◆ Given exercise:
Lines that contain the string "costs" are to be copied; leave out all others.
——————————
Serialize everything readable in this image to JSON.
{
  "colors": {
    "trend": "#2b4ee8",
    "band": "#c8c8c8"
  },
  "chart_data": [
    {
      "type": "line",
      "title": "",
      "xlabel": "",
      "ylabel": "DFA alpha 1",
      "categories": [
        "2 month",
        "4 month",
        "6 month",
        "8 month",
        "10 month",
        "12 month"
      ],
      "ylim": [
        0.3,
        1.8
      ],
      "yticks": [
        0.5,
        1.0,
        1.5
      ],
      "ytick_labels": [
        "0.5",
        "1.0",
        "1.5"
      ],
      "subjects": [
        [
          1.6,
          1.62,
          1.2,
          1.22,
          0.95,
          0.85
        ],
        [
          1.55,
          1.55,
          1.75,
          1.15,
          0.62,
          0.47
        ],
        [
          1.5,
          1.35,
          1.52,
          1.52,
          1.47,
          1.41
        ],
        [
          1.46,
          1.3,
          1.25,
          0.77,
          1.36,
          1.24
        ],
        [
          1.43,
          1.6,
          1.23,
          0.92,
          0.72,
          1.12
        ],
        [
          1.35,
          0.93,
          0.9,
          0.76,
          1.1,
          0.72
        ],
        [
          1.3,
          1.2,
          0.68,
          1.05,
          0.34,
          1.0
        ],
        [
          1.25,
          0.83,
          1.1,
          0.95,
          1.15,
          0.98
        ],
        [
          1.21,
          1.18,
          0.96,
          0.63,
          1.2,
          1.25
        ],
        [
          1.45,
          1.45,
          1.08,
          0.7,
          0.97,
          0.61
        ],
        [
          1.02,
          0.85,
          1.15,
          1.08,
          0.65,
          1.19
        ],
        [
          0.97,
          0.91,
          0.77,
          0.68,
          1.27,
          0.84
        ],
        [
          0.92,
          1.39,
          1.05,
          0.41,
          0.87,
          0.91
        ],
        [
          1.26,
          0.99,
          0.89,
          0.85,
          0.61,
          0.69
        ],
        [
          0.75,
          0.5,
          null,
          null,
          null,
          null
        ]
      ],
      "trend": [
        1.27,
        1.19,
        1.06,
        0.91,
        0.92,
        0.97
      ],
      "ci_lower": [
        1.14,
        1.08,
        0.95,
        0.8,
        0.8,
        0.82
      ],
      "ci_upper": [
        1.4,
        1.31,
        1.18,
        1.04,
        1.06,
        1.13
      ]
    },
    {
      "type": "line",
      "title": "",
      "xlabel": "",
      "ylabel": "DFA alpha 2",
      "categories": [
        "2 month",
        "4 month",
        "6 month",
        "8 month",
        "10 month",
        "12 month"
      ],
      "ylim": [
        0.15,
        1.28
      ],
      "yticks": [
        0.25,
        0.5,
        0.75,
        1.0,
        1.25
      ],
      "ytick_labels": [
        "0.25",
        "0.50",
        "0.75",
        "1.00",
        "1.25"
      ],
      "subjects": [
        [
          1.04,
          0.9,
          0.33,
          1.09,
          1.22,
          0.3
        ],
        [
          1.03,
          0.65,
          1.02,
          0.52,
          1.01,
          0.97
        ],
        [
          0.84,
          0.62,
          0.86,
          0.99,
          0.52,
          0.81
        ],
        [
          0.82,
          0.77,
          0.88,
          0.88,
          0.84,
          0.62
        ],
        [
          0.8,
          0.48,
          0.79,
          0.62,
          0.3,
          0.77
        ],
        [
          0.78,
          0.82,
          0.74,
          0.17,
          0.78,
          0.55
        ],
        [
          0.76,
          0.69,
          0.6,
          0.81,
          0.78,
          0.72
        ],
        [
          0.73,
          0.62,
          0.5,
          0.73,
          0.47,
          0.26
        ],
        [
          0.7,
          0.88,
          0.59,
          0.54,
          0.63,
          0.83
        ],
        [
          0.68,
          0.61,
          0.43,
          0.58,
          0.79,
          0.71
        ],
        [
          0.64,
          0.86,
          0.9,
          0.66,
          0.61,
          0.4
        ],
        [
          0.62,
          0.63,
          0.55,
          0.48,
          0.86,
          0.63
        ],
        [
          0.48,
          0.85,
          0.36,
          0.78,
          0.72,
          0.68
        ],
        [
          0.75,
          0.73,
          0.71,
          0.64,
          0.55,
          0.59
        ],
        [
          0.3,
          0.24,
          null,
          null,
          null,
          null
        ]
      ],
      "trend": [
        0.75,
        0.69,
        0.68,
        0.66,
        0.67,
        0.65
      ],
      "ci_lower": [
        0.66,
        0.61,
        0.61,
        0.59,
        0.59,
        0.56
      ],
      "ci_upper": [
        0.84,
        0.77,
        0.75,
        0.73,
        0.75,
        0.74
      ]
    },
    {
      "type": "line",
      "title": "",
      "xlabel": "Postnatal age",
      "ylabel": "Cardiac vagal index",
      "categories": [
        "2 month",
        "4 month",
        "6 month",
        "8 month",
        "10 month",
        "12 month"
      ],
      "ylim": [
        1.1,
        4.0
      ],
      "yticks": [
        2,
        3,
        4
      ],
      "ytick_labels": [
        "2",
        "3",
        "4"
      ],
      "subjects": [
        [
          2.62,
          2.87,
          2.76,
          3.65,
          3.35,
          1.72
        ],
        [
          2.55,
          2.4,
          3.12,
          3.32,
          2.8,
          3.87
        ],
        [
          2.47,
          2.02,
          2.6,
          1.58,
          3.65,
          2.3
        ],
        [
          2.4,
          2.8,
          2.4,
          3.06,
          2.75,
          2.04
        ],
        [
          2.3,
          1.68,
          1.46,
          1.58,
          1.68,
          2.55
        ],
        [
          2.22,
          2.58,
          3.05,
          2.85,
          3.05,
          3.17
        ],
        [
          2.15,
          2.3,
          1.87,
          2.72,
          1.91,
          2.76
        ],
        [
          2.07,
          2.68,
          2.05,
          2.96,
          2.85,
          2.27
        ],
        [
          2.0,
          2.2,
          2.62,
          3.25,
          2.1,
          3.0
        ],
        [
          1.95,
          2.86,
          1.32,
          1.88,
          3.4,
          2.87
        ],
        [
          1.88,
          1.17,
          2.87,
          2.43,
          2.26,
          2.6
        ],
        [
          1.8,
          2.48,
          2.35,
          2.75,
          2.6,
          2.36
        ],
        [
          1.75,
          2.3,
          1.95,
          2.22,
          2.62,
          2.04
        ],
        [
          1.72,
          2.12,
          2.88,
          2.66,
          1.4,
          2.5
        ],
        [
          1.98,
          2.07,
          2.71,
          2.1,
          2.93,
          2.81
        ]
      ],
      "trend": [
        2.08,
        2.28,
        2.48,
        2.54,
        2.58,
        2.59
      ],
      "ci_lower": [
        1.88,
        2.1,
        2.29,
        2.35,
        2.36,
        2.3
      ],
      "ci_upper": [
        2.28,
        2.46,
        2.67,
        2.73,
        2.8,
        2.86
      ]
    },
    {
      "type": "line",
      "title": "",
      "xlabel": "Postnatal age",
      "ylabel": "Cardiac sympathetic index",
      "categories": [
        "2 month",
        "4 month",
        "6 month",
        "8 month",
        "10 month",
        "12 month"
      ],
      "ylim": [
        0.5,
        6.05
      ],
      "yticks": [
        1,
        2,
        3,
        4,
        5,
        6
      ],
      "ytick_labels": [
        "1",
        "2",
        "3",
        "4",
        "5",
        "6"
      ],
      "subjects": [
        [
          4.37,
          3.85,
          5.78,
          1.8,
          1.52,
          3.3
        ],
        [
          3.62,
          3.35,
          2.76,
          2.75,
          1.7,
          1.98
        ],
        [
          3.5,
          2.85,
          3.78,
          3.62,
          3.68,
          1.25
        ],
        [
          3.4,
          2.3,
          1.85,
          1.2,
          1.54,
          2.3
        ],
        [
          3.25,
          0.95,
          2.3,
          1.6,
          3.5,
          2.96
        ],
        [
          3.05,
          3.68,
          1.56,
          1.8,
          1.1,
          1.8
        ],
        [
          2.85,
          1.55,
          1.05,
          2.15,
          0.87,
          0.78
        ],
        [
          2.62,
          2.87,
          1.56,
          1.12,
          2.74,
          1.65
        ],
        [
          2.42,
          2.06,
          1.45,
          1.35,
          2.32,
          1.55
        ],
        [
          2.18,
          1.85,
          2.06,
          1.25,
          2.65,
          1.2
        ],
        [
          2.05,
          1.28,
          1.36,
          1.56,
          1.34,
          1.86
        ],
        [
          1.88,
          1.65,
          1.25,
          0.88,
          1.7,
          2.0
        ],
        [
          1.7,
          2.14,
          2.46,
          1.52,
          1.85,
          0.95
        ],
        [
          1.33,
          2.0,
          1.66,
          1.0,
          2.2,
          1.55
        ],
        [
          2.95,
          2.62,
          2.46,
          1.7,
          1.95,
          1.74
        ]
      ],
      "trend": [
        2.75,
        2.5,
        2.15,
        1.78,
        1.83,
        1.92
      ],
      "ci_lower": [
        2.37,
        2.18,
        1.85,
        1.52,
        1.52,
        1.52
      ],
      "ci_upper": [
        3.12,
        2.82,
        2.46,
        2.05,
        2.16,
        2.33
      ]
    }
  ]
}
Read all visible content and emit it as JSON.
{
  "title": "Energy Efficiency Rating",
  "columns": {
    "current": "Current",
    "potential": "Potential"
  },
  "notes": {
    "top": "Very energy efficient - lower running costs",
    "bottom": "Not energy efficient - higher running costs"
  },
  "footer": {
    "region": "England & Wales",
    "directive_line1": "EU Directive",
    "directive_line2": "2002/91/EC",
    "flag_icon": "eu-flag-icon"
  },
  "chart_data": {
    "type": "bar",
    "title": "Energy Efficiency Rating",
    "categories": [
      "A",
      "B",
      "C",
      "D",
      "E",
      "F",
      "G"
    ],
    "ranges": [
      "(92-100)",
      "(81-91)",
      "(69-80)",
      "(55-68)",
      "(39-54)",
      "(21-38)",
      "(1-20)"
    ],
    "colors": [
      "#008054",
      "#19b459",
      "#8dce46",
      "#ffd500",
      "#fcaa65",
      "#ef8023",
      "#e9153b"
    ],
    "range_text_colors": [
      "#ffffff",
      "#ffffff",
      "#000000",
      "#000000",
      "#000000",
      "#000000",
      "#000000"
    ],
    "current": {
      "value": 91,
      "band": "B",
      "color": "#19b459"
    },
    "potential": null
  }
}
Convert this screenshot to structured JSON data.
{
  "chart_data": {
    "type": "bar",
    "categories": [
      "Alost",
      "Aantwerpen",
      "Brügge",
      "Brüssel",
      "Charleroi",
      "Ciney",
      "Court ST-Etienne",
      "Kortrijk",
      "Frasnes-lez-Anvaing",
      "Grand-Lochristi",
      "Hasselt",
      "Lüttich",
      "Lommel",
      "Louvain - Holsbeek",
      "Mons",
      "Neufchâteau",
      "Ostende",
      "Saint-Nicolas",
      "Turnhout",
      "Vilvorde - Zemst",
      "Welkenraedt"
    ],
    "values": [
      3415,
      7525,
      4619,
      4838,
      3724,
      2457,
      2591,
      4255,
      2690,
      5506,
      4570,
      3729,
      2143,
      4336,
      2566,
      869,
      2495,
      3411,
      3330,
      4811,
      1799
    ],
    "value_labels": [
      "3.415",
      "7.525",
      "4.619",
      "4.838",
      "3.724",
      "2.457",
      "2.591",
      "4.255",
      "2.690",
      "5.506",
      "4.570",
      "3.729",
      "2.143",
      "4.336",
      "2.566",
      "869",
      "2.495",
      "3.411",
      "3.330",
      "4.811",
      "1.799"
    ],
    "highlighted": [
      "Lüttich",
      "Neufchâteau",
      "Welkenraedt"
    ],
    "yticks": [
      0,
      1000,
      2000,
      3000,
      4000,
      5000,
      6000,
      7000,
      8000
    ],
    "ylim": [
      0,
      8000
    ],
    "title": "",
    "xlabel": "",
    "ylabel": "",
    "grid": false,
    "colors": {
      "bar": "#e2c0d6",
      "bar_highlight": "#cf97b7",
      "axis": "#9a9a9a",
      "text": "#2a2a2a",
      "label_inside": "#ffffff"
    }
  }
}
——————————
◆ Full solution:
    "top": "Very energy efficient - lower running costs",
    "bottom": "Not energy efficient - higher running costs"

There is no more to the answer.